→ Available records
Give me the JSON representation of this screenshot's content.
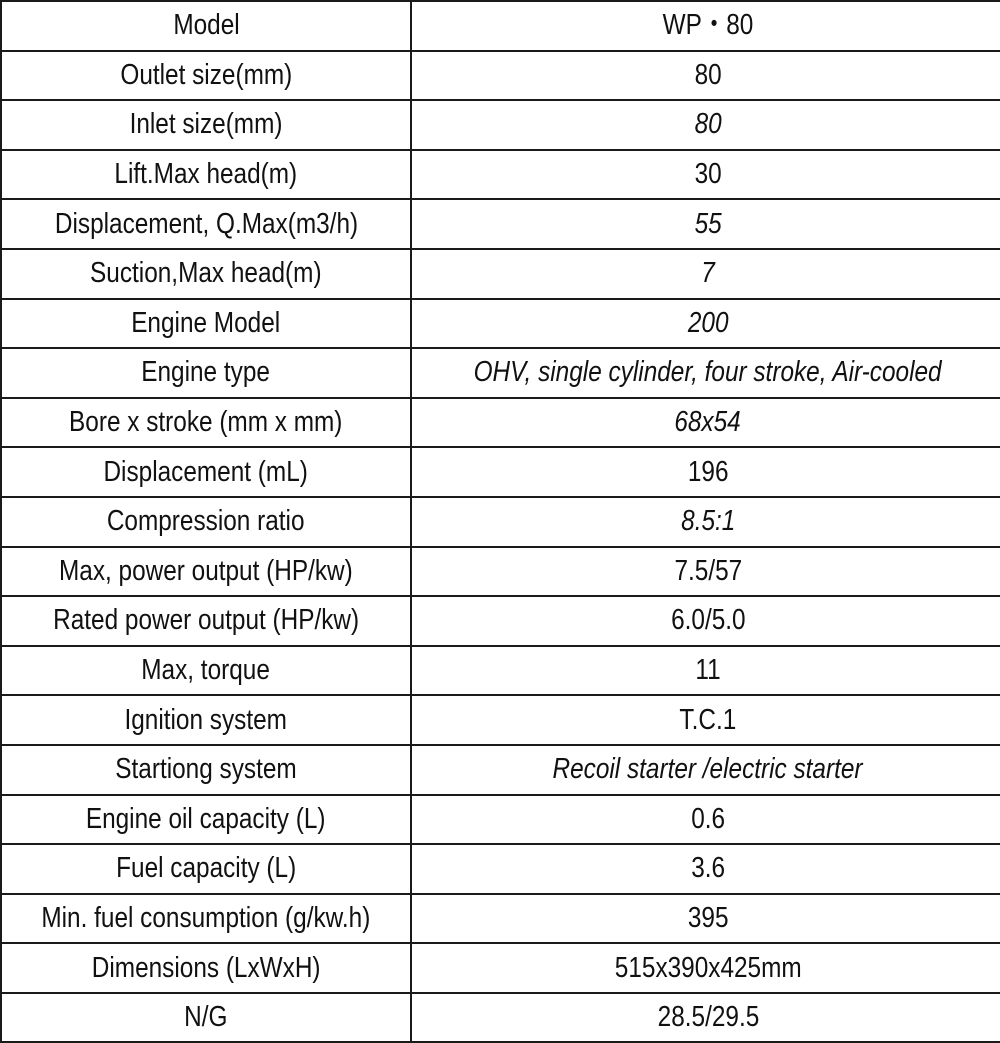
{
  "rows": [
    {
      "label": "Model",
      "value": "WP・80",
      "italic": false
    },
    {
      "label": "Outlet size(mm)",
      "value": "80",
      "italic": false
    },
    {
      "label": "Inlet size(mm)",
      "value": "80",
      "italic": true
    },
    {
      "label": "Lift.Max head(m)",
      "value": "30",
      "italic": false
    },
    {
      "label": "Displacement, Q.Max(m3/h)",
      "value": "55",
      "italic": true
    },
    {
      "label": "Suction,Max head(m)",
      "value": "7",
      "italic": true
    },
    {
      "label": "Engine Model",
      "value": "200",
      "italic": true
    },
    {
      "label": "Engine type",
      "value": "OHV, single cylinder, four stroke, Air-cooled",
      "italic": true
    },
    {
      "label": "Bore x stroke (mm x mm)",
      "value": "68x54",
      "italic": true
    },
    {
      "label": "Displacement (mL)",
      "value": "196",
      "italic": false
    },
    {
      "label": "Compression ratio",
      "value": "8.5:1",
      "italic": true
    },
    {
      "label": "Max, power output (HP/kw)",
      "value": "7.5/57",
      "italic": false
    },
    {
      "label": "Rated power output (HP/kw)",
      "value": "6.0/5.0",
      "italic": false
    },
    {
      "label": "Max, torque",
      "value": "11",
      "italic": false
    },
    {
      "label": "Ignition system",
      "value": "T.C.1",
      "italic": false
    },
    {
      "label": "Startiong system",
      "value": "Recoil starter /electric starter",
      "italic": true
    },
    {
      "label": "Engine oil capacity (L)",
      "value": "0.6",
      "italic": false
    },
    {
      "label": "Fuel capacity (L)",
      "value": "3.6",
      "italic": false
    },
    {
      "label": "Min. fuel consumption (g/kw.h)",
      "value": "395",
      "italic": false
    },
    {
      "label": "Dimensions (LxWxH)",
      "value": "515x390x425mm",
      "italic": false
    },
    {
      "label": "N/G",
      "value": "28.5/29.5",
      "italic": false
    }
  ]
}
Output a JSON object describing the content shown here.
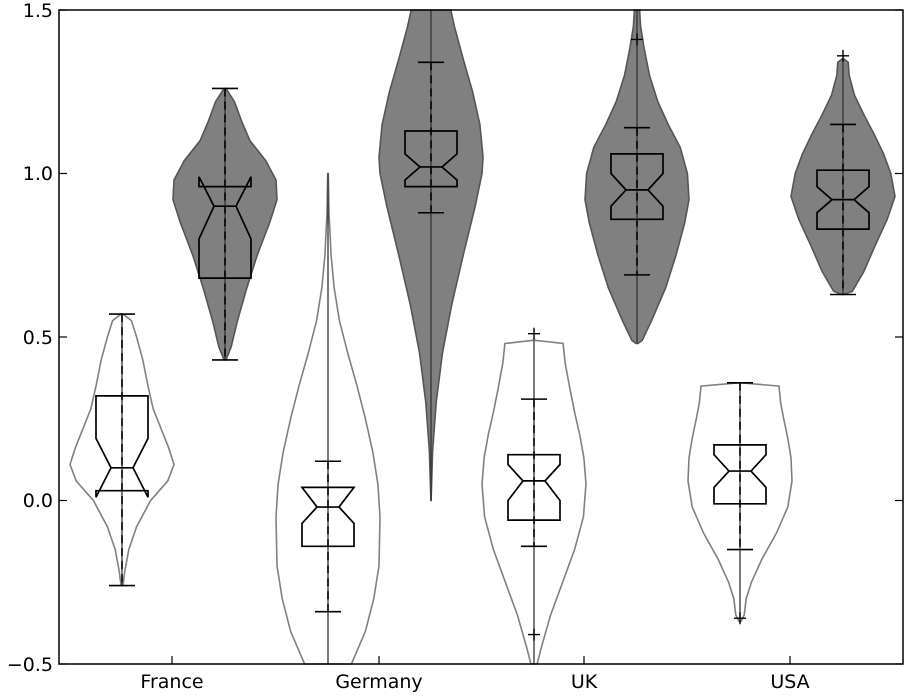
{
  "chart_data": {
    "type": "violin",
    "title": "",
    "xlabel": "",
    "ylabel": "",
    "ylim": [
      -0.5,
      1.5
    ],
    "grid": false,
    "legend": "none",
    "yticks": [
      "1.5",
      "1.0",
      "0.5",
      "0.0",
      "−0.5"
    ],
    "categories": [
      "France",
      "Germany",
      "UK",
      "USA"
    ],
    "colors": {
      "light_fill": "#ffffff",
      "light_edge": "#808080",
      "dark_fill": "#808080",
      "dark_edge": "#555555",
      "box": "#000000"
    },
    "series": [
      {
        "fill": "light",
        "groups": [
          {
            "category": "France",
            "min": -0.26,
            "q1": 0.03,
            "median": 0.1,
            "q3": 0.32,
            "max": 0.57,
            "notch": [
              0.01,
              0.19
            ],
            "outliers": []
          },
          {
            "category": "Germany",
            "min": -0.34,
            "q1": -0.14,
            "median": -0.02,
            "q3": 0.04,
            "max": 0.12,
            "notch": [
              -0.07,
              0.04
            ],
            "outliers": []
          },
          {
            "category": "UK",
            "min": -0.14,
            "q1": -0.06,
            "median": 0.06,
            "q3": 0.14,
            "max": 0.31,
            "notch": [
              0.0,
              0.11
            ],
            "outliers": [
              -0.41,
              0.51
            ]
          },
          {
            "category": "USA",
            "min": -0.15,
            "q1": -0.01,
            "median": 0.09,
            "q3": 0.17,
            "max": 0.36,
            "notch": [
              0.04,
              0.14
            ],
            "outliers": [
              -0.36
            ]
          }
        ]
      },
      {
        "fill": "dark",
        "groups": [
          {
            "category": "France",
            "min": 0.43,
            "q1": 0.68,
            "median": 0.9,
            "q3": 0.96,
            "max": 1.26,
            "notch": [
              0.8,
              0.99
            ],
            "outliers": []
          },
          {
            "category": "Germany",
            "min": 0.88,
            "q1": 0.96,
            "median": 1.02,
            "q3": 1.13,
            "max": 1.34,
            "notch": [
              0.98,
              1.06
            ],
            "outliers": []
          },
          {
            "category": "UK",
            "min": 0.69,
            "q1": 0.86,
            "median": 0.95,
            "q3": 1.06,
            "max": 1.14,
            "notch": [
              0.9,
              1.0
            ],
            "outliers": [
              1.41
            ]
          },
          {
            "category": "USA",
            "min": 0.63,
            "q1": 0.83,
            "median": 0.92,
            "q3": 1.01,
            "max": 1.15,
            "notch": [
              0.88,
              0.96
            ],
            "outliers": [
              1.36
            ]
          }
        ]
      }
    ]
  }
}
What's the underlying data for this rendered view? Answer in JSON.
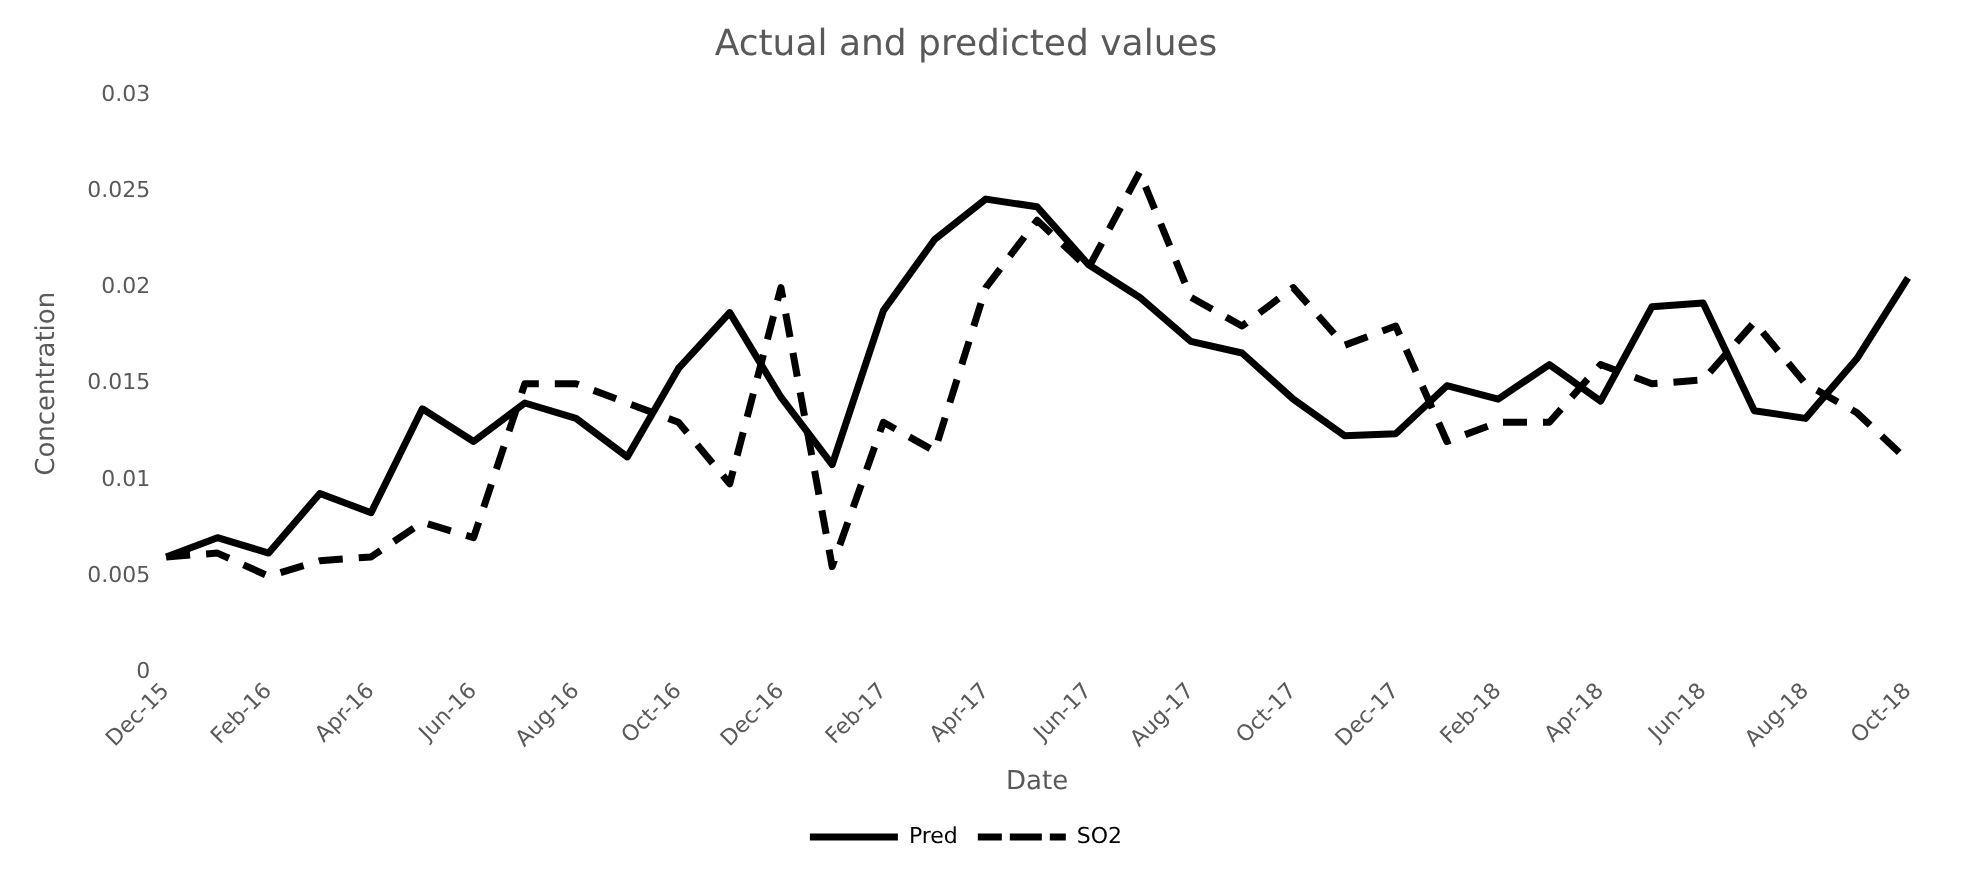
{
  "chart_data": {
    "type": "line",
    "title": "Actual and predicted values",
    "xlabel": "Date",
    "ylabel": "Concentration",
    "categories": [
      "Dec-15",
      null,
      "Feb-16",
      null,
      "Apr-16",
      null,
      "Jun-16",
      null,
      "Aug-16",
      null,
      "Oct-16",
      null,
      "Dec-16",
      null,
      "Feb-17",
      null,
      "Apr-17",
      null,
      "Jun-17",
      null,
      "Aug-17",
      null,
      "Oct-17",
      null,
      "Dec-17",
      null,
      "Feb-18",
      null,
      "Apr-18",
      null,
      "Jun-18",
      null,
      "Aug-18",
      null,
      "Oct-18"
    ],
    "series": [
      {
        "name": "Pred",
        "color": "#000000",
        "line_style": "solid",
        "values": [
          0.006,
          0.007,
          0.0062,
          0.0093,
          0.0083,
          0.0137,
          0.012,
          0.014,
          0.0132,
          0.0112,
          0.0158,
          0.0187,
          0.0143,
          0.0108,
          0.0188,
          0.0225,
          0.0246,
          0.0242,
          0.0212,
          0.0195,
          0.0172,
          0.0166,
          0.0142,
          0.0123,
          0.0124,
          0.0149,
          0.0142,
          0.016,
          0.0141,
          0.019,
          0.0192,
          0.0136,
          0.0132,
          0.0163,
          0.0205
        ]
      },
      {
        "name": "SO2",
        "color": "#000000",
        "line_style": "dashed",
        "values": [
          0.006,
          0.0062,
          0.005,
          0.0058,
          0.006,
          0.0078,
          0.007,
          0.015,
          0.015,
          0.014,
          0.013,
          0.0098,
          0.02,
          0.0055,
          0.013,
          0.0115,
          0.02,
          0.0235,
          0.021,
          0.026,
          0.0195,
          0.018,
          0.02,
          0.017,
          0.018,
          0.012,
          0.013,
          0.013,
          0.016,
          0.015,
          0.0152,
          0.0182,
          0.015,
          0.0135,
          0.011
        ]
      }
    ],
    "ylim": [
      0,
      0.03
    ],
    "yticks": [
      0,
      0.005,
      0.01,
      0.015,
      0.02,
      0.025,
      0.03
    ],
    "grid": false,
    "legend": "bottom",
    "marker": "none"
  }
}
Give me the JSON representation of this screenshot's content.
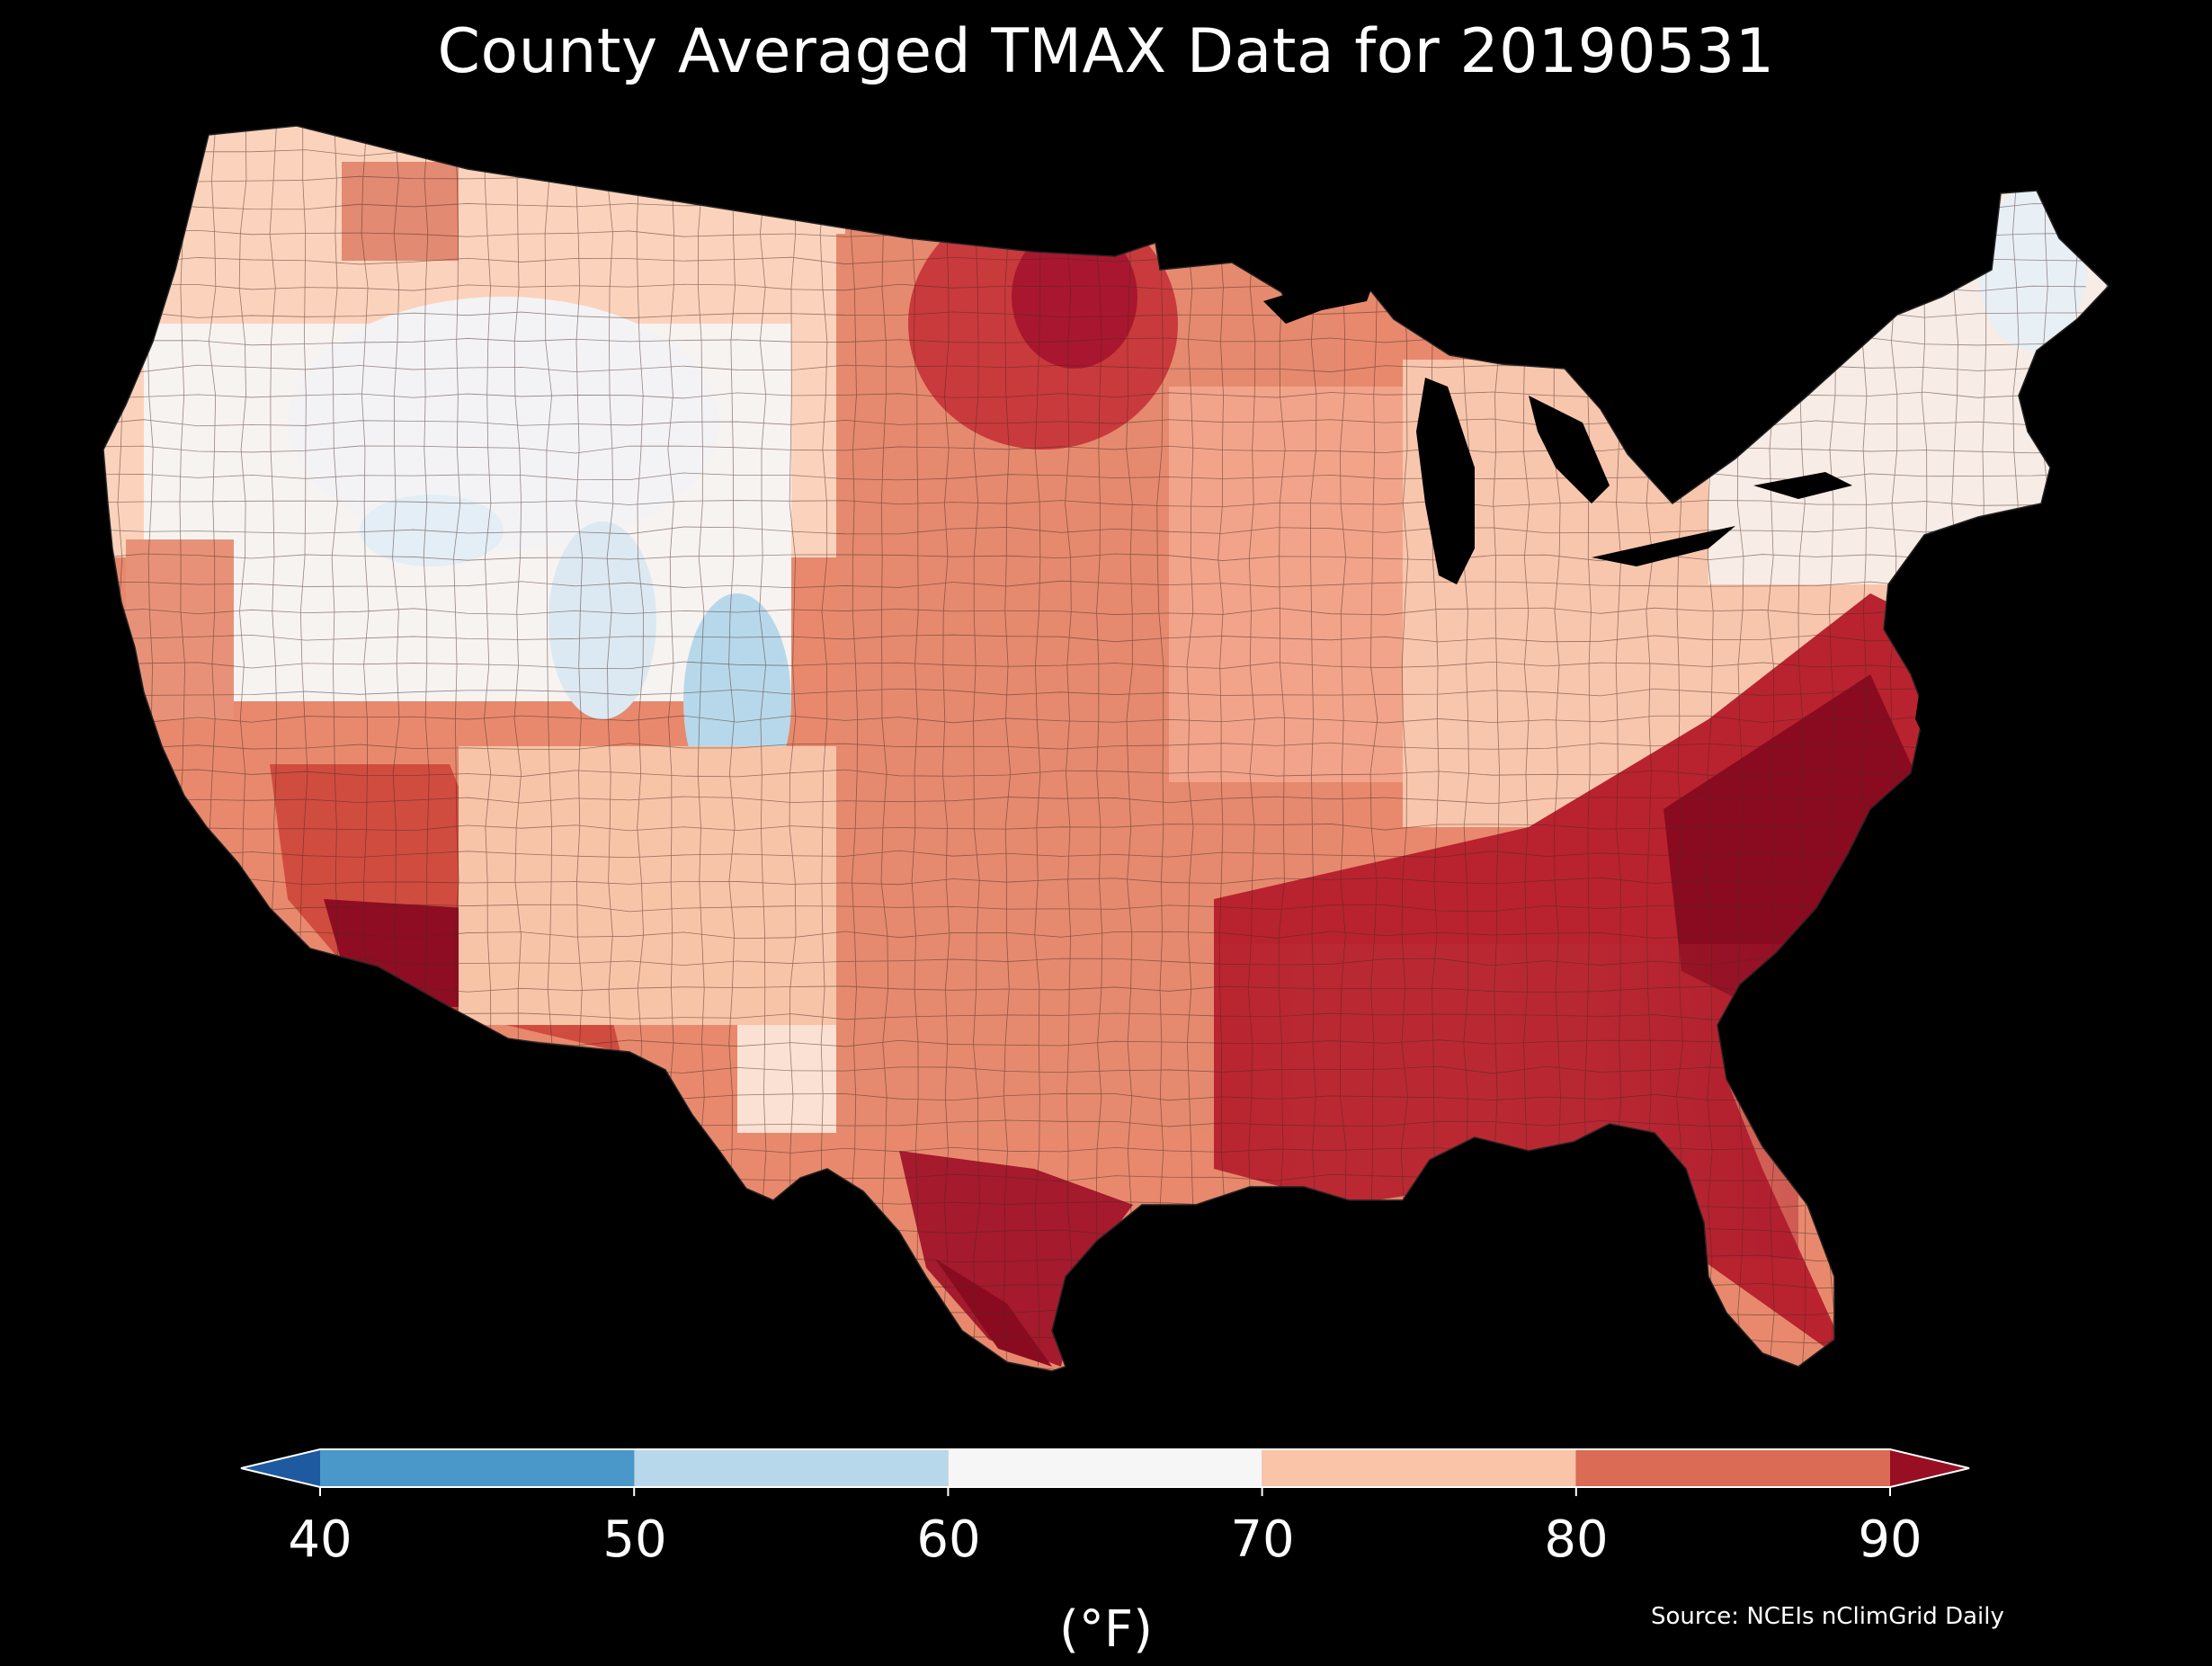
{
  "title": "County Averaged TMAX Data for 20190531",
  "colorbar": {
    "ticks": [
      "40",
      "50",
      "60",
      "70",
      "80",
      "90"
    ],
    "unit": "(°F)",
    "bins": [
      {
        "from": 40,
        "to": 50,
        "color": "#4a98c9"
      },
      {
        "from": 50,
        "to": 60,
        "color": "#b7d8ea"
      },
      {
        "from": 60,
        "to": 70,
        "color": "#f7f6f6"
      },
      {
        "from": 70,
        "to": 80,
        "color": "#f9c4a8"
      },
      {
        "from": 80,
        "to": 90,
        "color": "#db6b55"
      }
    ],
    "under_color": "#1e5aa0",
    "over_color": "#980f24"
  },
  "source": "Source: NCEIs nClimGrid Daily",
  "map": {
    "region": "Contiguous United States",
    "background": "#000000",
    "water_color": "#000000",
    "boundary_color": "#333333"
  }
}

→ Work to do
Lines that hold the word "stroke" are the ones to return, every one of them.

→ Output for this task
      "value": "OHV, single cylinder, four stroke, Air-cooled",
      "label": "Bore x stroke (mm x mm)",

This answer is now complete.